Exercise. Quote the lines below exactly, from the one that holds "What's the underlying" through the final line of the records, and only those.

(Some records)
◇ ◇ ◇ ◇ ◇ ◇ ◇

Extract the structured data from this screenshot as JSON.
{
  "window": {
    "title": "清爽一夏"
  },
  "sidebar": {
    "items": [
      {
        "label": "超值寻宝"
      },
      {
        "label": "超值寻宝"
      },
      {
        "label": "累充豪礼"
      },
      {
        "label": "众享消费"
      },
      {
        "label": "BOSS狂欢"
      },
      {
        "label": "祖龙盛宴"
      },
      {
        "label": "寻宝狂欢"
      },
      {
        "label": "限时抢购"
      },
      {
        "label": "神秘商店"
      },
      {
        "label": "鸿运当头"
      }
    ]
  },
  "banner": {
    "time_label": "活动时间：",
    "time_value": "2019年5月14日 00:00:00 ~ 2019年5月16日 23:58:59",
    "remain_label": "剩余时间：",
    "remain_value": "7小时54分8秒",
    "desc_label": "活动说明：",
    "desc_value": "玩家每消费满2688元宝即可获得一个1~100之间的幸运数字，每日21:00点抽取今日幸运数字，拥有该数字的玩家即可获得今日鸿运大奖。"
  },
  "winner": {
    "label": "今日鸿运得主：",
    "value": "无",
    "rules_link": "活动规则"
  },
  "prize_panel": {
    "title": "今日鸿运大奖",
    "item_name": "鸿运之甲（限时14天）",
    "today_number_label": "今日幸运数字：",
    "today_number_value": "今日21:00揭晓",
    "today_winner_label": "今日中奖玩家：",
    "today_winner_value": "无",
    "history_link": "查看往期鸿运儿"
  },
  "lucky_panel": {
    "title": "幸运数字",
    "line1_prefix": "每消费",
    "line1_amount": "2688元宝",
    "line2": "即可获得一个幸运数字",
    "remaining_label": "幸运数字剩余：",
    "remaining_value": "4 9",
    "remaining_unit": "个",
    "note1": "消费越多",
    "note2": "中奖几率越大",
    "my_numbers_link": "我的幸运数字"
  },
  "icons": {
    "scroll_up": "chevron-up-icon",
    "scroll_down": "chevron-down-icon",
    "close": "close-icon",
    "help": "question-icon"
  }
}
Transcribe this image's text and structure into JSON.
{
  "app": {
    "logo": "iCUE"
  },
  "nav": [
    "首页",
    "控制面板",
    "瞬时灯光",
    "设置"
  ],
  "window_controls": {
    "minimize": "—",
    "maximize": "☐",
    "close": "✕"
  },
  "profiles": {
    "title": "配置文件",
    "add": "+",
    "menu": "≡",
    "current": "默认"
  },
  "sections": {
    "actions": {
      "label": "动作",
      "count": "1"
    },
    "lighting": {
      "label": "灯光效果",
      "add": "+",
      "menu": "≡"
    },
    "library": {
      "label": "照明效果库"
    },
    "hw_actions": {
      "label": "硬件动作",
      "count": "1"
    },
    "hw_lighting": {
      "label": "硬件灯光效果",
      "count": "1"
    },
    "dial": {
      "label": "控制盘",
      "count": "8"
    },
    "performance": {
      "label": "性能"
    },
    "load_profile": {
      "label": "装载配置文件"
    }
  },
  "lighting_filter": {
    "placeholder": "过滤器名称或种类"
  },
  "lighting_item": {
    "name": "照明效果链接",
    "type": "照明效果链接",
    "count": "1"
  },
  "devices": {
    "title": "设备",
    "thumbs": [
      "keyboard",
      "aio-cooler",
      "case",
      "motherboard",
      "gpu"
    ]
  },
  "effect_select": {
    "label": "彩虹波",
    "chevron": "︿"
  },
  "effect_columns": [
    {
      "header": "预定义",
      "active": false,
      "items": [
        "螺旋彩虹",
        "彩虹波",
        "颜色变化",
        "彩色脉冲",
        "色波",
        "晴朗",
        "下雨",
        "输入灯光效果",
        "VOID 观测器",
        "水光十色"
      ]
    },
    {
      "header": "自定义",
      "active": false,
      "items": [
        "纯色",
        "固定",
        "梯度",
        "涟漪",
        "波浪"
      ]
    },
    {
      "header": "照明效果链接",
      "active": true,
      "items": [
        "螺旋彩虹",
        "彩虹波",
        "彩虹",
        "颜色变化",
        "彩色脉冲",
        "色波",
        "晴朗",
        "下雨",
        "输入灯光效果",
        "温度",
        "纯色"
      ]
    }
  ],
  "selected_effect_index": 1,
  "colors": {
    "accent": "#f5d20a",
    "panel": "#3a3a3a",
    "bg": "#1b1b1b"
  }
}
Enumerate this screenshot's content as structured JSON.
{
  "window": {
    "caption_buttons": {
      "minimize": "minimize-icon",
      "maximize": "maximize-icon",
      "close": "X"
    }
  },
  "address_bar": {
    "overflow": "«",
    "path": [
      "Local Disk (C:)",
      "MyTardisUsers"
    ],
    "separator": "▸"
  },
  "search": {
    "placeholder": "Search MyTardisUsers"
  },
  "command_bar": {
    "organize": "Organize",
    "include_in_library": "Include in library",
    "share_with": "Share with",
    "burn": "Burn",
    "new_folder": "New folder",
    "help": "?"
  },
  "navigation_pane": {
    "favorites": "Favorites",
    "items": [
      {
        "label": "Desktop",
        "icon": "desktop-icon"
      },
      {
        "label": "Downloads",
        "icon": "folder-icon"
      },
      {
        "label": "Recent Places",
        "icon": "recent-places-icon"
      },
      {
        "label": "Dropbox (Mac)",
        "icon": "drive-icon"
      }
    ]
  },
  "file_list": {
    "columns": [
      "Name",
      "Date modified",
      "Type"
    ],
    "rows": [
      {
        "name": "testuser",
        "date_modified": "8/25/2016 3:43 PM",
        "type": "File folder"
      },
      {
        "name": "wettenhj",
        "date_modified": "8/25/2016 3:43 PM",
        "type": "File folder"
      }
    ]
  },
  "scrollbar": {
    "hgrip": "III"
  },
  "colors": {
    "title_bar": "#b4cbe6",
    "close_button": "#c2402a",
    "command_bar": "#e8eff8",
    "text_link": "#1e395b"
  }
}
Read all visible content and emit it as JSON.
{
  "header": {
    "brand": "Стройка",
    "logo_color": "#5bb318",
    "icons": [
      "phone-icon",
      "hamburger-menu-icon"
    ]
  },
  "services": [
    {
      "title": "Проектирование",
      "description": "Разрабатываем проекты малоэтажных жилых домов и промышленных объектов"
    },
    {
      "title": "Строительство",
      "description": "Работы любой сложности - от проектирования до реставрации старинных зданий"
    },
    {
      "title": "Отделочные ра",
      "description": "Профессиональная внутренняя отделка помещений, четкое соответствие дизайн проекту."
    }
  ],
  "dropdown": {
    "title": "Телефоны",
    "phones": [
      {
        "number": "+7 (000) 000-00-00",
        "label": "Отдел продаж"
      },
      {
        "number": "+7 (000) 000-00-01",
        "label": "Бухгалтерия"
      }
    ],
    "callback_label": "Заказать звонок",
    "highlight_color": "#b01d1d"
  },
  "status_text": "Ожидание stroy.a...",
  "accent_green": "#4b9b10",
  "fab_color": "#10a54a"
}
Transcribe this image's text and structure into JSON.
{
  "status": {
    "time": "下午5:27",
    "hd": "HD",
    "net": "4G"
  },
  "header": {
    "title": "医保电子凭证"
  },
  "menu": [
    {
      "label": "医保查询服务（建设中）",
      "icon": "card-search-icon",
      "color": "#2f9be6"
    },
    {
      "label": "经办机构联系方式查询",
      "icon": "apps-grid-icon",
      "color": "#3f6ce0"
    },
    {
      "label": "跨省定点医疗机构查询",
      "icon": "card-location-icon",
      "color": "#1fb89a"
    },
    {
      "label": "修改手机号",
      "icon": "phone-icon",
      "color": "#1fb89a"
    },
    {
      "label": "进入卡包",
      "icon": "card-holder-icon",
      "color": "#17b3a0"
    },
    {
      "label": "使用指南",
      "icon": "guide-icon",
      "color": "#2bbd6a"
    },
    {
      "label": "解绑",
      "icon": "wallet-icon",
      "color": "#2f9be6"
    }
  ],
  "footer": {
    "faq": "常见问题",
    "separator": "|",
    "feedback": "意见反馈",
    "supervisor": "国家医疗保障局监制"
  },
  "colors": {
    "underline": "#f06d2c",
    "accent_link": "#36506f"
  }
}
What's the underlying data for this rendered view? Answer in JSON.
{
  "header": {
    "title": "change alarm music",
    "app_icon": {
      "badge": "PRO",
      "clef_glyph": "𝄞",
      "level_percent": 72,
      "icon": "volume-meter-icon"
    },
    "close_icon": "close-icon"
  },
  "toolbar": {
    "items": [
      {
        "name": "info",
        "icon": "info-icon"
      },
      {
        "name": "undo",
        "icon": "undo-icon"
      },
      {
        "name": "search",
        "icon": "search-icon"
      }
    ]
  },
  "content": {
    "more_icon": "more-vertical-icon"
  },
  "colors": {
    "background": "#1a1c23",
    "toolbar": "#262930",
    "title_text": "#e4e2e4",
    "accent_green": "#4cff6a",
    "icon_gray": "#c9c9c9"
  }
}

◇ ◇ ◇ ◇ ◇ ◇ ◇

Output of the task.
What's the underlying data for this rendered view? Answer in JSON.
{
  "header": {
    "title": "change alarm music",
    "app_icon": {
      "badge": "PRO",
      "clef_glyph": "𝄞",
      "level_percent": 72,
      "icon": "volume-meter-icon"
    },
    "close_icon": "close-icon"
  },
  "toolbar": {
    "items": [
      {
        "name": "info",
        "icon": "info-icon"
      },
      {
        "name": "undo",
        "icon": "undo-icon"
      },
      {
        "name": "search",
        "icon": "search-icon"
      }
    ]
  },
  "content": {
    "more_icon": "more-vertical-icon"
  },
  "colors": {
    "background": "#1a1c23",
    "toolbar": "#262930",
    "title_text": "#e4e2e4",
    "accent_green": "#4cff6a",
    "icon_gray": "#c9c9c9"
  }
}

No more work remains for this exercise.